┌──
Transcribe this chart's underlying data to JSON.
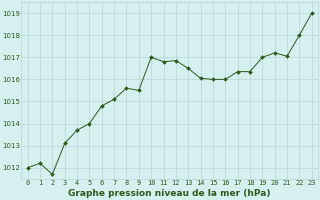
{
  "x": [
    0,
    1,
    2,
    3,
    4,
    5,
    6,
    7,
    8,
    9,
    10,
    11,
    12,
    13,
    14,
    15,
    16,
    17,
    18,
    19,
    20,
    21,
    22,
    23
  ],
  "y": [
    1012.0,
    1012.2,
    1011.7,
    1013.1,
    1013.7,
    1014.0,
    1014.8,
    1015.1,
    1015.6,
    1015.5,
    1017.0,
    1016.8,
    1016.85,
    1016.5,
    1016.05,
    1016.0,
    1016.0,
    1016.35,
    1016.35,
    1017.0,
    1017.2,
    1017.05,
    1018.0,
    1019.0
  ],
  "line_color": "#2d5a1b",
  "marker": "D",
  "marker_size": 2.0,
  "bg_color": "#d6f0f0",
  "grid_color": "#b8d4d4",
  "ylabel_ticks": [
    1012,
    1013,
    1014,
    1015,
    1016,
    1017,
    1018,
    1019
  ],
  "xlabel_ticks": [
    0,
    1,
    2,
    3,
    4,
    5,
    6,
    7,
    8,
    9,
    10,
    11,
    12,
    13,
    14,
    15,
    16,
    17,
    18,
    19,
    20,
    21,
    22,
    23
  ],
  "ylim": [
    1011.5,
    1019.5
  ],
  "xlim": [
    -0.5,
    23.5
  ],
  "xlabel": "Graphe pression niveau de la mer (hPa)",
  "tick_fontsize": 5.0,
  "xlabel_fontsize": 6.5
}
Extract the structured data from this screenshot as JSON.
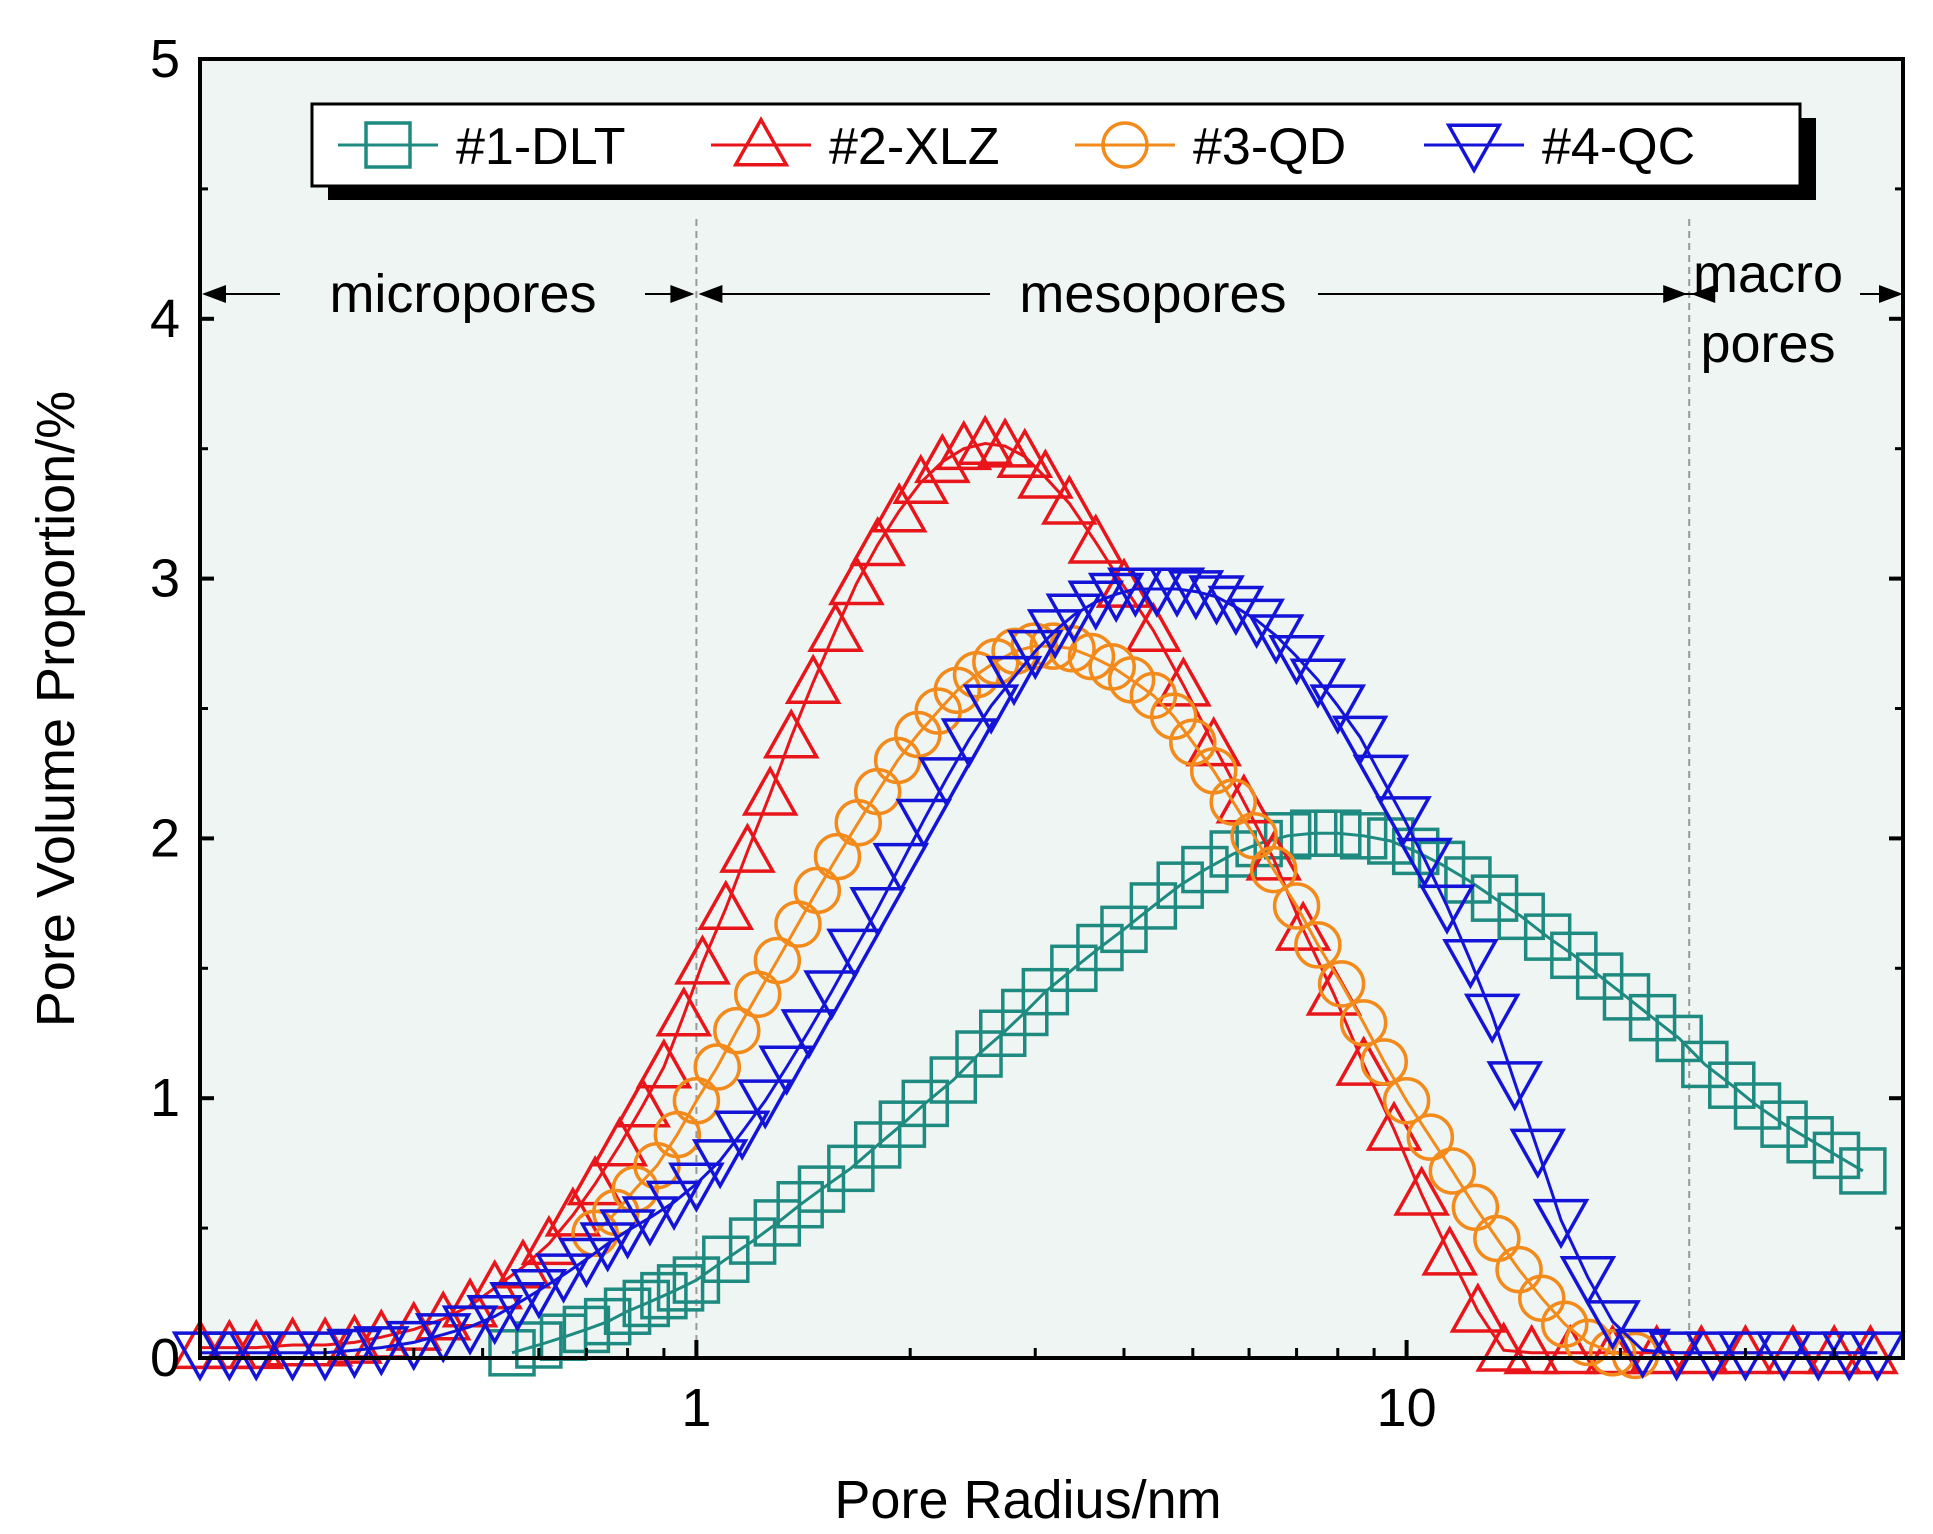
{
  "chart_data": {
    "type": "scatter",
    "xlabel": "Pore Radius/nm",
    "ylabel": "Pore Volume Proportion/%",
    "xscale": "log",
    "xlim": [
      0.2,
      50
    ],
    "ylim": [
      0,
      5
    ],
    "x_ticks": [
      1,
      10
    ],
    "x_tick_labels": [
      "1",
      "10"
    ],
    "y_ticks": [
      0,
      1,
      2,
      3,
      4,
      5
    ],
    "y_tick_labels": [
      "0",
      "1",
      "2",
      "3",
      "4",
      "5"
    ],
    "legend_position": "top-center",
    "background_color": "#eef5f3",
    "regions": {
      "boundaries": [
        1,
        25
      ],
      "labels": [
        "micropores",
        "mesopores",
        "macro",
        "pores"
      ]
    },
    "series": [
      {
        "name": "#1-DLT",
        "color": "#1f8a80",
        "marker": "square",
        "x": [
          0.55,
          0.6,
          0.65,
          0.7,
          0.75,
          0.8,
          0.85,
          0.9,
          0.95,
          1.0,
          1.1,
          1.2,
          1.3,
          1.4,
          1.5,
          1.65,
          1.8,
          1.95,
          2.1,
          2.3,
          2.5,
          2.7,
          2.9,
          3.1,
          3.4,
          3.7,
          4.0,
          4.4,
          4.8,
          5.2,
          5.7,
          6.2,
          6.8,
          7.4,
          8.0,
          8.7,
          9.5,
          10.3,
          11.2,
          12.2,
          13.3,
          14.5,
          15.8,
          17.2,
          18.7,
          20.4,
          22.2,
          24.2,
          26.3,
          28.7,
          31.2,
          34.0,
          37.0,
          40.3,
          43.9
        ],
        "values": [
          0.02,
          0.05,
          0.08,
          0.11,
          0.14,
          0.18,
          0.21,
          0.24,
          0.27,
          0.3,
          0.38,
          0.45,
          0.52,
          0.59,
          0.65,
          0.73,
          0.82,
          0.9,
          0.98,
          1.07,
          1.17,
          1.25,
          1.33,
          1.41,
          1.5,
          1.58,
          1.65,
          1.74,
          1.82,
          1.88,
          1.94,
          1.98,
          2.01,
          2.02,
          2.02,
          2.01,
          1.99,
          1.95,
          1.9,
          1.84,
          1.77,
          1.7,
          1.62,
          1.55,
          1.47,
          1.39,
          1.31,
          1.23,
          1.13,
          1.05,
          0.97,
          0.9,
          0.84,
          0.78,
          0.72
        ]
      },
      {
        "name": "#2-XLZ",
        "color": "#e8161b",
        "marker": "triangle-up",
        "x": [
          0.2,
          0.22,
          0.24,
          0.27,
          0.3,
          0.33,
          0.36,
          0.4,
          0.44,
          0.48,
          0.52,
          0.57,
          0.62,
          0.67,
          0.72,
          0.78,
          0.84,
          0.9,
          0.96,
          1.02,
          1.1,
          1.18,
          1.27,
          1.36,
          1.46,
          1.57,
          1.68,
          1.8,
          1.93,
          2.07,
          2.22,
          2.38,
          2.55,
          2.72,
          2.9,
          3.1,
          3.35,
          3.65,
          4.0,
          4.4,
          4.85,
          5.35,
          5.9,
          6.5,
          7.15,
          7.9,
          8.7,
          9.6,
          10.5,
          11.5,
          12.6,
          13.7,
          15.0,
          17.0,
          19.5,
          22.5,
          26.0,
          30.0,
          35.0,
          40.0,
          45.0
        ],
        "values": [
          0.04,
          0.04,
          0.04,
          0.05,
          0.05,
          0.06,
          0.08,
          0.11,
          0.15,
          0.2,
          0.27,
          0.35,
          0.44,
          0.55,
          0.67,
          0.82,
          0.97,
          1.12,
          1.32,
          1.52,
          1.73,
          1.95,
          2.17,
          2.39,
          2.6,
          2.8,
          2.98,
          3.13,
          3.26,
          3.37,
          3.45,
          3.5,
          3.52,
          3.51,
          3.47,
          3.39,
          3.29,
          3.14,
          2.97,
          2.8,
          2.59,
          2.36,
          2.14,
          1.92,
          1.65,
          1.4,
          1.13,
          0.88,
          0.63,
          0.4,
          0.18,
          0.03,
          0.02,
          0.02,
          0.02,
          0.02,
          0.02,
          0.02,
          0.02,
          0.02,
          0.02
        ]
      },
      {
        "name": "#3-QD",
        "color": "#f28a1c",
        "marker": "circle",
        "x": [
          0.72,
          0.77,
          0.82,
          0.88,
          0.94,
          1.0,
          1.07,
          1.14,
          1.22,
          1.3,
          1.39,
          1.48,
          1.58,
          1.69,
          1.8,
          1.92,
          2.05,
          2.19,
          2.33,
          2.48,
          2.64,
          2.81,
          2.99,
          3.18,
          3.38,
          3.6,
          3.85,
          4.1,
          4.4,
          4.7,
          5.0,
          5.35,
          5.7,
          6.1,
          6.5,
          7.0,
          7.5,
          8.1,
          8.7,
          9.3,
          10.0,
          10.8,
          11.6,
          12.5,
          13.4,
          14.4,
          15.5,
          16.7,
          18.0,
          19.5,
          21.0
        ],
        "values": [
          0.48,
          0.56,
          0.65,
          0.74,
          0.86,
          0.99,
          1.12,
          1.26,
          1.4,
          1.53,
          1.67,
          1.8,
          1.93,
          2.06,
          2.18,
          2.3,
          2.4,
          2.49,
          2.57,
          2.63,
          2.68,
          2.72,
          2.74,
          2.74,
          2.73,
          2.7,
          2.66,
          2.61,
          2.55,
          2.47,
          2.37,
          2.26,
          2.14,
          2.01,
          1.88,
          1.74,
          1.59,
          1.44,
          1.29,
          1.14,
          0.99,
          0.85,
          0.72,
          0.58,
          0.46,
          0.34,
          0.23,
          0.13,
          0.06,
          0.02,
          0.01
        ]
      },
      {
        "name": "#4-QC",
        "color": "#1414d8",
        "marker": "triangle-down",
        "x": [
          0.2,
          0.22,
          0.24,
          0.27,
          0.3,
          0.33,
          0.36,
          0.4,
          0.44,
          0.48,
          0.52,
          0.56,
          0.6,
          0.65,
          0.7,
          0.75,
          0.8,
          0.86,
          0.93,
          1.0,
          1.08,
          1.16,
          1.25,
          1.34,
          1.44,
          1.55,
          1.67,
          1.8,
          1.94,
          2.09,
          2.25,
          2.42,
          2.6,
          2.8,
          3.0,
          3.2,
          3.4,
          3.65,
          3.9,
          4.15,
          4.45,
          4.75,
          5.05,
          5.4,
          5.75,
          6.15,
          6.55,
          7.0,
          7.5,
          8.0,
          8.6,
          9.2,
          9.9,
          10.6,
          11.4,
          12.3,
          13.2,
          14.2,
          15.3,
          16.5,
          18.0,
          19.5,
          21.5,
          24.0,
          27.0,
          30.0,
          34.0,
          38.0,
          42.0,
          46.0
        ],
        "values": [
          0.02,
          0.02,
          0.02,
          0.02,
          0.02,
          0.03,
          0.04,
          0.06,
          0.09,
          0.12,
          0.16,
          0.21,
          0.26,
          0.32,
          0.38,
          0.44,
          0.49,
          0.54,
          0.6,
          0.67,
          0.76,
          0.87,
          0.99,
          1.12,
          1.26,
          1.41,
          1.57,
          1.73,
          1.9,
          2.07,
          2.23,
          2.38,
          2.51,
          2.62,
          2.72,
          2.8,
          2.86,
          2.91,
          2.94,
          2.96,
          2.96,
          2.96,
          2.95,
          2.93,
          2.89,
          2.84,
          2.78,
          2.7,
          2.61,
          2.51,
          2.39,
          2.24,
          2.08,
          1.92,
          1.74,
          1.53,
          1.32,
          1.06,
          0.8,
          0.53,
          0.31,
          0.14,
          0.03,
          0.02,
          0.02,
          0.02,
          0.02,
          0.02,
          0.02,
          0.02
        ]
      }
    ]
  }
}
└──
┌──
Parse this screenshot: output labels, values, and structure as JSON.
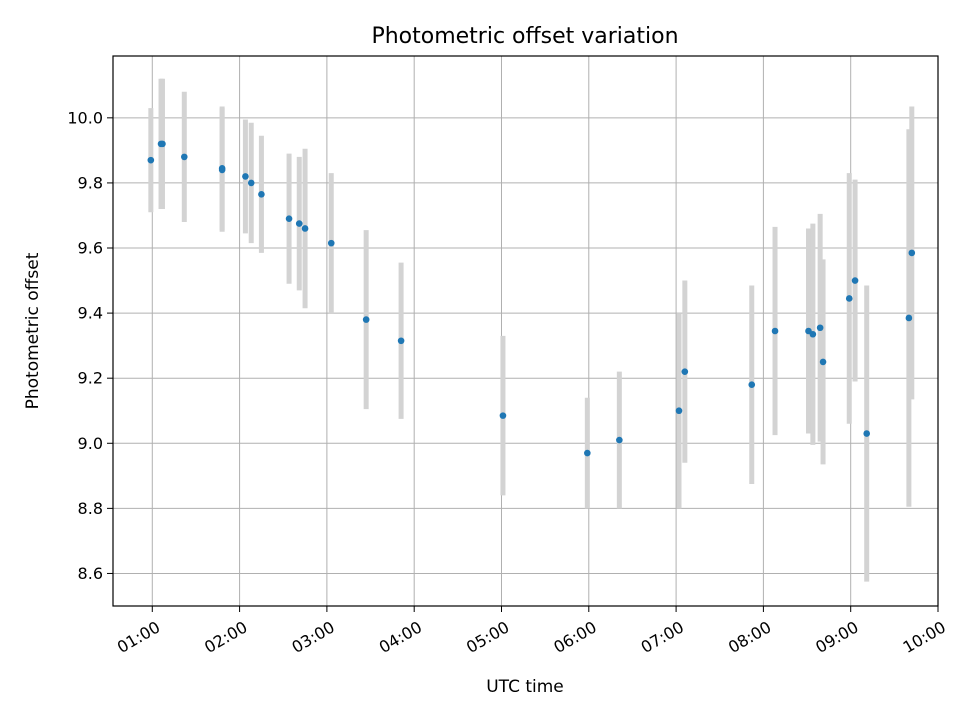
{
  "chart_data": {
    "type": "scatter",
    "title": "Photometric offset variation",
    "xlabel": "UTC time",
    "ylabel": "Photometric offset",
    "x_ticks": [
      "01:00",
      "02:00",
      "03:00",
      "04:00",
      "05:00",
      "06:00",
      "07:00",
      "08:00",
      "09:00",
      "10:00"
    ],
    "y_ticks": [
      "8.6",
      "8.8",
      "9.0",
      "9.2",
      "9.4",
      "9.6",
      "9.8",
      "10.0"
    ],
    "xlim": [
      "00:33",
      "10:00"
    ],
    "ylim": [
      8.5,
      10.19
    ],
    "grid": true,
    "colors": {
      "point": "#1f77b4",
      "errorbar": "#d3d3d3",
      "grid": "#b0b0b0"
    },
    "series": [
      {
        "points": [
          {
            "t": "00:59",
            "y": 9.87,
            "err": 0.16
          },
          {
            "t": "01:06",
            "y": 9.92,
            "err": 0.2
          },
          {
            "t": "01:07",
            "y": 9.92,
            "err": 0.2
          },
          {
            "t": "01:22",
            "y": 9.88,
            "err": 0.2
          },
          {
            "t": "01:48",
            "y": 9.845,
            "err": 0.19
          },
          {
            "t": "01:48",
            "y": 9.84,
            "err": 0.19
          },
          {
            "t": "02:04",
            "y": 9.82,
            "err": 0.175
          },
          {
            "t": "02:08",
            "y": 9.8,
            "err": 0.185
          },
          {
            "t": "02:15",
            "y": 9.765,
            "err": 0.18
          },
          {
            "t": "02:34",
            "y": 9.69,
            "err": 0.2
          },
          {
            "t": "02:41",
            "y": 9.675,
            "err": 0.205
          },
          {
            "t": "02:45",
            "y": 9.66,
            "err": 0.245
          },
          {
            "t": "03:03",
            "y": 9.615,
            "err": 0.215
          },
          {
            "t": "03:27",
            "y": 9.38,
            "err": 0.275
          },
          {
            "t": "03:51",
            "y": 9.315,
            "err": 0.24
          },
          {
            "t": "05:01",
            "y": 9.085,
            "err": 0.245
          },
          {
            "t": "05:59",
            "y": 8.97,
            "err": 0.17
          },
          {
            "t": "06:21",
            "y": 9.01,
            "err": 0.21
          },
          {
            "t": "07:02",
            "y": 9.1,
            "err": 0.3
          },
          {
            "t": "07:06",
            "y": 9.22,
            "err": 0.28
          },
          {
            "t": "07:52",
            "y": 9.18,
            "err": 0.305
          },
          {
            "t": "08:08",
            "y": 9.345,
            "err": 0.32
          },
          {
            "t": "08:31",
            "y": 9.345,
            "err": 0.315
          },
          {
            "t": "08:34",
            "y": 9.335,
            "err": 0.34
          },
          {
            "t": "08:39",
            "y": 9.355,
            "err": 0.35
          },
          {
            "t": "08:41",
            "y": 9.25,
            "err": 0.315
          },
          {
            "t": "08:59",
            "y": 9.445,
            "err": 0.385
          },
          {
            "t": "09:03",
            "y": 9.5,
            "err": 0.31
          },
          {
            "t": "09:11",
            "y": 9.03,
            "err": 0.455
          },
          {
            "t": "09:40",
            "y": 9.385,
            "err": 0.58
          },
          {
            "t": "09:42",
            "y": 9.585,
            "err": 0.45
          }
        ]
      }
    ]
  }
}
└──
┌──
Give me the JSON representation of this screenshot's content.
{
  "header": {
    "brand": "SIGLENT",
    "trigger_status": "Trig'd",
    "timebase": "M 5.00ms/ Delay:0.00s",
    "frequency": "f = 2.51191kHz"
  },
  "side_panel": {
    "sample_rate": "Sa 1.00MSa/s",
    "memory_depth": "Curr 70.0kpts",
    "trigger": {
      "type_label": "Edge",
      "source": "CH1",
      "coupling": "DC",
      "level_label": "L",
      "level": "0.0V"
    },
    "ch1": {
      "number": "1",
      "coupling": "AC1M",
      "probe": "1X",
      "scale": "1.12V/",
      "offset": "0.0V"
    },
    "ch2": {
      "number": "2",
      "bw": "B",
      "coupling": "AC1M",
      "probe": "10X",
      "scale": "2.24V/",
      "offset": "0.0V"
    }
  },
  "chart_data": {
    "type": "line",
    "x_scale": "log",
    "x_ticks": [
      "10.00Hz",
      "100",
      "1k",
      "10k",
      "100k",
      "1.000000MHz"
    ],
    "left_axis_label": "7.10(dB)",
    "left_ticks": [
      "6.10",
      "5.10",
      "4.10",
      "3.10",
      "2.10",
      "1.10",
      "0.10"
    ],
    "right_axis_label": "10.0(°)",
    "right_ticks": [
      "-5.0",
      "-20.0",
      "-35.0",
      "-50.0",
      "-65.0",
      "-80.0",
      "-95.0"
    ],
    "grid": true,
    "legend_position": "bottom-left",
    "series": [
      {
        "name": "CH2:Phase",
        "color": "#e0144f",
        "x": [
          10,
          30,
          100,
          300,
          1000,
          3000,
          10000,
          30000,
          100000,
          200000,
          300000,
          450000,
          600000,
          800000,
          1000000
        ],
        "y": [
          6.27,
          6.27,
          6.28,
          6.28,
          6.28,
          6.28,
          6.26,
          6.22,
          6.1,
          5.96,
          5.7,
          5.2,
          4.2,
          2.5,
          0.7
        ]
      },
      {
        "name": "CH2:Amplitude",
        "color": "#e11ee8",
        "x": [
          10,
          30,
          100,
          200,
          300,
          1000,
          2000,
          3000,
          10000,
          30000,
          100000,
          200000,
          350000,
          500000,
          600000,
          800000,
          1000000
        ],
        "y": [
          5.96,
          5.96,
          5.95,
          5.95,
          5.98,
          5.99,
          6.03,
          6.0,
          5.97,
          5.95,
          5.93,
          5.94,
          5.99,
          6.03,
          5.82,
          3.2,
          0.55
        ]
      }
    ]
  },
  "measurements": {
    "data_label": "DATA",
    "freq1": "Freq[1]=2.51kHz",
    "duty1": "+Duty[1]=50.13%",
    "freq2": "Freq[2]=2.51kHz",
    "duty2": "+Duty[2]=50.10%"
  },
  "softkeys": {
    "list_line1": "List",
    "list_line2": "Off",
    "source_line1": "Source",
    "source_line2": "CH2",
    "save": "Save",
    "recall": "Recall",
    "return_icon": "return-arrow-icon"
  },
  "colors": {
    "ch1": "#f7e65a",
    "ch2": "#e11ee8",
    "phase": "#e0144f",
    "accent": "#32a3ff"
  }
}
└──
* _Task description_: Write out every line of the data that holds the word "this".

* _Final answer_:
Transcribe this chart's underlying data to JSON.
Extract the structured data from this screenshot as JSON.
Parse this screenshot: output labels, values, and structure as JSON.
Give me the JSON representation of this screenshot's content.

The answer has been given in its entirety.